DATA FOR THE TASK:
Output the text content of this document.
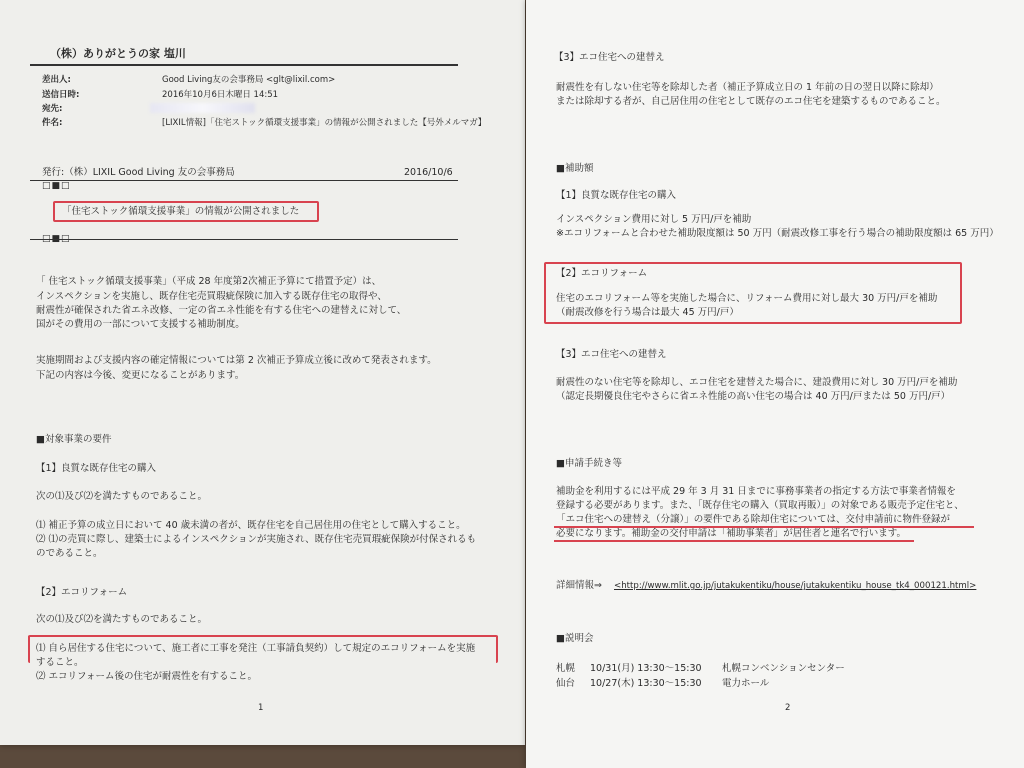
（株）ありがとうの家 塩川
差出人:	Good Living友の会事務局 <glt@lixil.com>
送信日時:	2016年10月6日木曜日 14:51
宛先:
件名:	[LIXIL情報]「住宅ストック循環支援事業」の情報が公開されました【号外メルマガ】
発行:（株）LIXIL Good Living 友の会事務局	2016/10/6
□■□
「住宅ストック循環支援事業」の情報が公開されました
□■□
「 住宅ストック循環支援事業」（平成 28 年度第2次補正予算にて措置予定）は、
インスペクションを実施し、既存住宅売買瑕疵保険に加入する既存住宅の取得や、
耐震性が確保された省エネ改修、一定の省エネ性能を有する住宅への建替えに対して、
国がその費用の一部について支援する補助制度。
実施期間および支援内容の確定情報については第 2 次補正予算成立後に改めて発表されます。
下記の内容は今後、変更になることがあります。
■対象事業の要件
【1】良質な既存住宅の購入
次の⑴及び⑵を満たすものであること。
⑴ 補正予算の成立日において 40 歳未満の者が、既存住宅を自己居住用の住宅として購入すること。
⑵ ⑴の売買に際し、建築士によるインスペクションが実施され、既存住宅売買瑕疵保険が付保されるも
のであること。
【2】エコリフォーム
次の⑴及び⑵を満たすものであること。
⑴ 自ら居住する住宅について、施工者に工事を発注（工事請負契約）して規定のエコリフォームを実施
すること。
⑵ エコリフォーム後の住宅が耐震性を有すること。
1
【3】エコ住宅への建替え
耐震性を有しない住宅等を除却した者（補正予算成立日の 1 年前の日の翌日以降に除却）
または除却する者が、自己居住用の住宅として既存のエコ住宅を建築するものであること。
■補助額
【1】良質な既存住宅の購入
インスペクション費用に対し 5 万円/戸を補助
※エコリフォームと合わせた補助限度額は 50 万円（耐震改修工事を行う場合の補助限度額は 65 万円）
【2】エコリフォーム
住宅のエコリフォーム等を実施した場合に、リフォーム費用に対し最大 30 万円/戸を補助
（耐震改修を行う場合は最大 45 万円/戸）
【3】エコ住宅への建替え
耐震性のない住宅等を除却し、エコ住宅を建替えた場合に、建設費用に対し 30 万円/戸を補助
（認定長期優良住宅やさらに省エネ性能の高い住宅の場合は 40 万円/戸または 50 万円/戸）
■申請手続き等
補助金を利用するには平成 29 年 3 月 31 日までに事務事業者の指定する方法で事業者情報を
登録する必要があります。また、「既存住宅の購入（買取再販）」の対象である販売予定住宅と、
「エコ住宅への建替え（分譲）」の要件である除却住宅については、交付申請前に物件登録が
必要になります。補助金の交付申請は「補助事業者」が居住者と連名で行います。
詳細情報⇒ <http://www.mlit.go.jp/jutakukentiku/house/jutakukentiku_house_tk4_000121.html>
■説明会
札幌 10/31(月) 13:30～15:30 札幌コンベンションセンター
仙台 10/27(木) 13:30～15:30 電力ホール
2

TASK BRIEF: Transcribe the records above exactly as they appear, leaving out any pictures.

OUTPUT FOR THIS TASK:
Output the text content of this document.
（株）ありがとうの家 塩川
差出人:	Good Living友の会事務局 <glt@lixil.com>
送信日時:	2016年10月6日木曜日 14:51
宛先:
件名:	[LIXIL情報]「住宅ストック循環支援事業」の情報が公開されました【号外メルマガ】
発行:（株）LIXIL Good Living 友の会事務局	2016/10/6
□■□
「住宅ストック循環支援事業」の情報が公開されました
□■□
「 住宅ストック循環支援事業」（平成 28 年度第2次補正予算にて措置予定）は、
インスペクションを実施し、既存住宅売買瑕疵保険に加入する既存住宅の取得や、
耐震性が確保された省エネ改修、一定の省エネ性能を有する住宅への建替えに対して、
国がその費用の一部について支援する補助制度。
実施期間および支援内容の確定情報については第 2 次補正予算成立後に改めて発表されます。
下記の内容は今後、変更になることがあります。
■対象事業の要件
【1】良質な既存住宅の購入
次の⑴及び⑵を満たすものであること。
⑴ 補正予算の成立日において 40 歳未満の者が、既存住宅を自己居住用の住宅として購入すること。
⑵ ⑴の売買に際し、建築士によるインスペクションが実施され、既存住宅売買瑕疵保険が付保されるも
のであること。
【2】エコリフォーム
次の⑴及び⑵を満たすものであること。
⑴ 自ら居住する住宅について、施工者に工事を発注（工事請負契約）して規定のエコリフォームを実施
すること。
⑵ エコリフォーム後の住宅が耐震性を有すること。
1
【3】エコ住宅への建替え
耐震性を有しない住宅等を除却した者（補正予算成立日の 1 年前の日の翌日以降に除却）
または除却する者が、自己居住用の住宅として既存のエコ住宅を建築するものであること。
■補助額
【1】良質な既存住宅の購入
インスペクション費用に対し 5 万円/戸を補助
※エコリフォームと合わせた補助限度額は 50 万円（耐震改修工事を行う場合の補助限度額は 65 万円）
【2】エコリフォーム
住宅のエコリフォーム等を実施した場合に、リフォーム費用に対し最大 30 万円/戸を補助
（耐震改修を行う場合は最大 45 万円/戸）
【3】エコ住宅への建替え
耐震性のない住宅等を除却し、エコ住宅を建替えた場合に、建設費用に対し 30 万円/戸を補助
（認定長期優良住宅やさらに省エネ性能の高い住宅の場合は 40 万円/戸または 50 万円/戸）
■申請手続き等
補助金を利用するには平成 29 年 3 月 31 日までに事務事業者の指定する方法で事業者情報を
登録する必要があります。また、「既存住宅の購入（買取再販）」の対象である販売予定住宅と、
「エコ住宅への建替え（分譲）」の要件である除却住宅については、交付申請前に物件登録が
必要になります。補助金の交付申請は「補助事業者」が居住者と連名で行います。
詳細情報⇒ <http://www.mlit.go.jp/jutakukentiku/house/jutakukentiku_house_tk4_000121.html>
■説明会
札幌 10/31(月) 13:30～15:30 札幌コンベンションセンター
仙台 10/27(木) 13:30～15:30 電力ホール
2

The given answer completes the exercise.